* Set task
Gather each line in the entries that includes the string "Gondor".

* The data

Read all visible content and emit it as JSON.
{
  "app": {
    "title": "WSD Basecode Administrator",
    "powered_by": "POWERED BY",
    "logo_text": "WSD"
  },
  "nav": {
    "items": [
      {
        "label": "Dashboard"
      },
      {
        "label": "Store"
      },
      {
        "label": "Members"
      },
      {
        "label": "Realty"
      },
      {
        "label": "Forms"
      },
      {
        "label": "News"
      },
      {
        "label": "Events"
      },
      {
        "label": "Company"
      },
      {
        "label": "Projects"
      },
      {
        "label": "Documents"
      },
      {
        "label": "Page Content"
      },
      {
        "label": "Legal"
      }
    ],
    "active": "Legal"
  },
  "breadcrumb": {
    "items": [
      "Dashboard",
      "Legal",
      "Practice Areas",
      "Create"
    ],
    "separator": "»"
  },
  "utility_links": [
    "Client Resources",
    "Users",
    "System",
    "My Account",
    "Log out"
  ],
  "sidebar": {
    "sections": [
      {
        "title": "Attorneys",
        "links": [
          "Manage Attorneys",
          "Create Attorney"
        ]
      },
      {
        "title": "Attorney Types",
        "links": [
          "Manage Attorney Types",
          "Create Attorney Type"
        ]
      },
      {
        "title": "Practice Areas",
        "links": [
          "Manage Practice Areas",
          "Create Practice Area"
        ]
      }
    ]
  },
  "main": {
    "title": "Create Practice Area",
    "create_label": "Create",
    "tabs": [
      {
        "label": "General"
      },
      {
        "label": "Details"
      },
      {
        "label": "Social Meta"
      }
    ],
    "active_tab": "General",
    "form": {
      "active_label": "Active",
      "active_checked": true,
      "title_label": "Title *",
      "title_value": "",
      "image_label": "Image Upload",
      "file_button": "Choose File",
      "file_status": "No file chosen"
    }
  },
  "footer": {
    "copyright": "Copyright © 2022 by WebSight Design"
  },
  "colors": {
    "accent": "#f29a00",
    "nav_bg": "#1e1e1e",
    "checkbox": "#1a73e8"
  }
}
---
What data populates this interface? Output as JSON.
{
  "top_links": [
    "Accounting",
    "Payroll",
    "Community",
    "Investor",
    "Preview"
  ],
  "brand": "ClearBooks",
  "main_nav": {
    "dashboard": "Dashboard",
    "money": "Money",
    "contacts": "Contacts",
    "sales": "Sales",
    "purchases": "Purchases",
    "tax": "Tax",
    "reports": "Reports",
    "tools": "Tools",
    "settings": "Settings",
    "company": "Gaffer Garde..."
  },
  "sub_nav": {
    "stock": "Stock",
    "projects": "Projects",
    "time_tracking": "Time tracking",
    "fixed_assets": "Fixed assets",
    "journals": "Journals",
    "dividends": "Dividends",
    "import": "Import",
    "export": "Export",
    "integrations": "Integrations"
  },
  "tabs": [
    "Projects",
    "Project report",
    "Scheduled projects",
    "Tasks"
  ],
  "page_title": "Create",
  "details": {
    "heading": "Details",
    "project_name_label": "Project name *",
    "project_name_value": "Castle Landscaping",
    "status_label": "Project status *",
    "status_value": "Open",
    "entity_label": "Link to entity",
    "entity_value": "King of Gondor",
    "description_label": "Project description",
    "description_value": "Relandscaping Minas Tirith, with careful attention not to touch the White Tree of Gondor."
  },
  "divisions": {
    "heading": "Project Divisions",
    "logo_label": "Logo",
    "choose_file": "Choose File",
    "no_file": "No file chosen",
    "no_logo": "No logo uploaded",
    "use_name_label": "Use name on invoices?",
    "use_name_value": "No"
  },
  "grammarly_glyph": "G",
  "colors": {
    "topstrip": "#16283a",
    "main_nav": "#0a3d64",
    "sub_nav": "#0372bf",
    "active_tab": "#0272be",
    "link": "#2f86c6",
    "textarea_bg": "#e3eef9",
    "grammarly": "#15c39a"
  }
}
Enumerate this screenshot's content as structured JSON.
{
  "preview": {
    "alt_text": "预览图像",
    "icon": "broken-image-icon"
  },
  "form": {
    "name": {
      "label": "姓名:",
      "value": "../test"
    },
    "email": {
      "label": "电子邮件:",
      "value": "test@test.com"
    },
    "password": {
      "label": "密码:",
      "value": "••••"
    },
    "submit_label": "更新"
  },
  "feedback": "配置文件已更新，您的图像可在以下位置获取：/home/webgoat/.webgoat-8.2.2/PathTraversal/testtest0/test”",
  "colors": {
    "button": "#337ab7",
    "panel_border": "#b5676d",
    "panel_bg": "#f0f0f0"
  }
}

* The completed task
    "entity_value": "King of Gondor",
    "description_value": "Relandscaping Minas Tirith, with careful attention not to touch the White Tree of Gondor."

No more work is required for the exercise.